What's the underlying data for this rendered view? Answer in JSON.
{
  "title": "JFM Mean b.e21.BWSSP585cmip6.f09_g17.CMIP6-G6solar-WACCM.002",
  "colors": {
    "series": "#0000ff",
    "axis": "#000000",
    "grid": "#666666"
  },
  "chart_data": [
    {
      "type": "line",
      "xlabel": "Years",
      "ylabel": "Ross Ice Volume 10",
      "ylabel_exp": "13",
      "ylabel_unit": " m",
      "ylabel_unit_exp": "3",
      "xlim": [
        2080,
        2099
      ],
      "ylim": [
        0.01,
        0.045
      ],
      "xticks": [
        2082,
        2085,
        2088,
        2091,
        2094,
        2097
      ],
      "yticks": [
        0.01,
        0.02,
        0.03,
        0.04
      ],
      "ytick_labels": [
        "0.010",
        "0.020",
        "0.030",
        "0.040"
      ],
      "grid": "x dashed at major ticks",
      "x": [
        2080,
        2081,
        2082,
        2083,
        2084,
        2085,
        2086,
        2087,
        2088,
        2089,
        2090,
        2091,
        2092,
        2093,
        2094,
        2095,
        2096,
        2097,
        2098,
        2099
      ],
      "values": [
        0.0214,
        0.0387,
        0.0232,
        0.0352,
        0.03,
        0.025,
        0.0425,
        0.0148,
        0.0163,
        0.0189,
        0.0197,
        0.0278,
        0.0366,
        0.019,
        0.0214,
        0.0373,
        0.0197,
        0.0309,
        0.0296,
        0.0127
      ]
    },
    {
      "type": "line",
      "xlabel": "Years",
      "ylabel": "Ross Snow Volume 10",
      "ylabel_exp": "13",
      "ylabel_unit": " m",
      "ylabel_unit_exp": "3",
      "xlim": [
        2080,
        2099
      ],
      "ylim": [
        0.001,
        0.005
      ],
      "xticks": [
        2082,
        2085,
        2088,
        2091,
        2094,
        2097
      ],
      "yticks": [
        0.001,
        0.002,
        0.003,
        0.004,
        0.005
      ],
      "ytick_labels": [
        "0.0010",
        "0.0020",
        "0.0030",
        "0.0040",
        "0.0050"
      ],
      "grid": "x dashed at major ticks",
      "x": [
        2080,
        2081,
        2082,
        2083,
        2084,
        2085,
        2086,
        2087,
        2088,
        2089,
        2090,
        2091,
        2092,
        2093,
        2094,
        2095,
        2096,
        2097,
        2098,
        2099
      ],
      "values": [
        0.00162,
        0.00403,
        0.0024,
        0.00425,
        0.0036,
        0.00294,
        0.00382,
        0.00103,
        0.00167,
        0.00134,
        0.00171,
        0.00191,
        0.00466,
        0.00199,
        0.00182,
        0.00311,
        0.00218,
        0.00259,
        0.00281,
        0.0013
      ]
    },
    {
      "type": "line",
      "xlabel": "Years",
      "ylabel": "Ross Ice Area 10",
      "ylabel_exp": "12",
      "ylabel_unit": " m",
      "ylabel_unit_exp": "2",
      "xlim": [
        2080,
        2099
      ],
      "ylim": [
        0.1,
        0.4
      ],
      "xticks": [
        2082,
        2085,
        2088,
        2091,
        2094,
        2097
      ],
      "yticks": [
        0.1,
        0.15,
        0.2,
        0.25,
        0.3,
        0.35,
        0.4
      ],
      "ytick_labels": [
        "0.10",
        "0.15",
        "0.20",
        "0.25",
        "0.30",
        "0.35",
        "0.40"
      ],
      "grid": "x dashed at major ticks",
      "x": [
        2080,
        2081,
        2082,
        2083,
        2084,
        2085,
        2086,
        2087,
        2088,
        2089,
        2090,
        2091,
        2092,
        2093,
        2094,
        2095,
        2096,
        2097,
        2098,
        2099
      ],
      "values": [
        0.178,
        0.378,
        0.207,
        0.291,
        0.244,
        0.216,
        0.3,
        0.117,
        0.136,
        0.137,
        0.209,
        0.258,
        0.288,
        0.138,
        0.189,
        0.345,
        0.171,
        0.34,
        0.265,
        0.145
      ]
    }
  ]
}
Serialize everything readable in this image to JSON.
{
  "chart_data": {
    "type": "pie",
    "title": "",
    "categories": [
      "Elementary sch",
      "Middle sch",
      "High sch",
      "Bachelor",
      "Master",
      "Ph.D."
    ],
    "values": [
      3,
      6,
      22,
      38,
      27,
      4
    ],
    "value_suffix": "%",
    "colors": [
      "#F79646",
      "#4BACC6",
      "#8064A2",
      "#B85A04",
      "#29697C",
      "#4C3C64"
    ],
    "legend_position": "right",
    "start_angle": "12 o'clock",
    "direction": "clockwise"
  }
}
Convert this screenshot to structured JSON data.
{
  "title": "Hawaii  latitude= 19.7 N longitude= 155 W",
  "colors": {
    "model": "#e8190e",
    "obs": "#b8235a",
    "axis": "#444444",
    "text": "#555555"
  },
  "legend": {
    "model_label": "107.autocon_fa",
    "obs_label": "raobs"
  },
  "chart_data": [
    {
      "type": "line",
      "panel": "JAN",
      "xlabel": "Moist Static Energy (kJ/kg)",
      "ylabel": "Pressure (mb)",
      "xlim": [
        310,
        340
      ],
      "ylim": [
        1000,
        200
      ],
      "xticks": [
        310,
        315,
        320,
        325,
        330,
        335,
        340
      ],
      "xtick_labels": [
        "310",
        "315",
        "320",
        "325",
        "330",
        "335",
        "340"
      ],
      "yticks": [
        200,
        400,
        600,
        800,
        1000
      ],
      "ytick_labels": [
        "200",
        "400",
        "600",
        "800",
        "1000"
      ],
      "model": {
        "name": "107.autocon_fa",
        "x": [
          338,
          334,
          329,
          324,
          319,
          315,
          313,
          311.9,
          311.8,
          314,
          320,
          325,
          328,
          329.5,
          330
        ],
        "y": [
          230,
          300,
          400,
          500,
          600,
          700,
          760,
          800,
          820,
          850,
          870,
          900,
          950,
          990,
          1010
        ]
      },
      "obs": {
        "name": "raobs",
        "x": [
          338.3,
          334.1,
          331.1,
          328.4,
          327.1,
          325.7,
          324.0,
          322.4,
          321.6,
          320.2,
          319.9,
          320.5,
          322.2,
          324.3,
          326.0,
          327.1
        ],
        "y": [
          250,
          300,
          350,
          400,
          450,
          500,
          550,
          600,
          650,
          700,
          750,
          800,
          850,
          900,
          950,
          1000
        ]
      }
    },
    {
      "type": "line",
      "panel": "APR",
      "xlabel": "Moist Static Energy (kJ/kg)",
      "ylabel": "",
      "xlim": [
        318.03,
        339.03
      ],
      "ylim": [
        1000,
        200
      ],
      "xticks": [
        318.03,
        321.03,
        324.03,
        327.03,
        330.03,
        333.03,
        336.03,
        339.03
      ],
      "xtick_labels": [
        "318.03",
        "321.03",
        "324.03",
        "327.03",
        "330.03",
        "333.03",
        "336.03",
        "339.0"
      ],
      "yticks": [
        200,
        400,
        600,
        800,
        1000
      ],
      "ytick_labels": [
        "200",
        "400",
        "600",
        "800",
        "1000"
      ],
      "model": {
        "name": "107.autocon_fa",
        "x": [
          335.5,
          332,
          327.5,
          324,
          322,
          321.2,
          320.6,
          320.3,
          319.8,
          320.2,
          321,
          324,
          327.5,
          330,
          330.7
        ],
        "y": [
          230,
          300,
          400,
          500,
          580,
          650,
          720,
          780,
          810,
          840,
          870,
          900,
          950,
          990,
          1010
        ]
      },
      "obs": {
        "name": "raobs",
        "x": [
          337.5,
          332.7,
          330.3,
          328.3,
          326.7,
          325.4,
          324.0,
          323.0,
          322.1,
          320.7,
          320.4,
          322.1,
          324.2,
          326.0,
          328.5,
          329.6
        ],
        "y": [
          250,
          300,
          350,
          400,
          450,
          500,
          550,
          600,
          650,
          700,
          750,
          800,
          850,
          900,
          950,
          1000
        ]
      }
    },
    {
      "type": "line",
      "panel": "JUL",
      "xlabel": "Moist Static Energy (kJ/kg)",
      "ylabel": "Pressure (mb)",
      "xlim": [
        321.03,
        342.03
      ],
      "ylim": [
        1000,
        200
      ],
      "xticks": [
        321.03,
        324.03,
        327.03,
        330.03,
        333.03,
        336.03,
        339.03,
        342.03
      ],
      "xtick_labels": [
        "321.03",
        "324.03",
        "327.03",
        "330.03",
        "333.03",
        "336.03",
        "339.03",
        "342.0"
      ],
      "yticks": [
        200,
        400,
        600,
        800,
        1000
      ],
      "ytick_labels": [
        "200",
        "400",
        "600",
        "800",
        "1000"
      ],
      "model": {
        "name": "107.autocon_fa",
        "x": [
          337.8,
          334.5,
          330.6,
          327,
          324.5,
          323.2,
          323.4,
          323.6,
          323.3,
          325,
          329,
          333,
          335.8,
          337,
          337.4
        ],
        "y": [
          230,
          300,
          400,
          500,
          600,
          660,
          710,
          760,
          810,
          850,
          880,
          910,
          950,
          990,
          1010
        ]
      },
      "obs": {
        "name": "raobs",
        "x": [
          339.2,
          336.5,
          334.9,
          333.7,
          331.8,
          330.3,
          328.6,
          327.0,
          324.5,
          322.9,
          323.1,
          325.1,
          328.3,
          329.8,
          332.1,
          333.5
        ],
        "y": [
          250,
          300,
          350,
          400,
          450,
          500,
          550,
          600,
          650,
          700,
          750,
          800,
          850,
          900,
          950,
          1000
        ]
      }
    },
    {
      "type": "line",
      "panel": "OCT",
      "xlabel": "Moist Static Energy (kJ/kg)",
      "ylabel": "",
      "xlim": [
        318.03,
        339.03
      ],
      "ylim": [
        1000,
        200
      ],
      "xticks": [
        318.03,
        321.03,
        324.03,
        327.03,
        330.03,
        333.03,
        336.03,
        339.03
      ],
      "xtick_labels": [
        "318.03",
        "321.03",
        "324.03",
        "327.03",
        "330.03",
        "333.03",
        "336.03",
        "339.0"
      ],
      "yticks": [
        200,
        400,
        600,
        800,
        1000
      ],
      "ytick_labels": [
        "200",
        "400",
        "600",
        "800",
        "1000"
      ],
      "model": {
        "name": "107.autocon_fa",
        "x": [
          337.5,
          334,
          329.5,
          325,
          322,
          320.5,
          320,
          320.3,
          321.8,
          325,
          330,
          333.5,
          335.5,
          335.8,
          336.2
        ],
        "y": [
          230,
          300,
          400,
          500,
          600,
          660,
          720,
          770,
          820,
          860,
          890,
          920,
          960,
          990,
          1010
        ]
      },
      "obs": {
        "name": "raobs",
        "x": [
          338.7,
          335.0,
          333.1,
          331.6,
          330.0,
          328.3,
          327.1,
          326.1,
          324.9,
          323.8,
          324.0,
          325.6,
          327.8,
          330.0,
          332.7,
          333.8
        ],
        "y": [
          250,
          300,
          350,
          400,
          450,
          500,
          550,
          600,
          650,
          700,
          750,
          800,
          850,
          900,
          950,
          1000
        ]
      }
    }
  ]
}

■ **WHAT IS REQUIRED**
Identify each line containing the string "panel" and copy it out.

■ **ANSWER TO THE PROBLEM**
      "panel": "JAN",
      "panel": "APR",
      "panel": "JUL",
      "panel": "OCT",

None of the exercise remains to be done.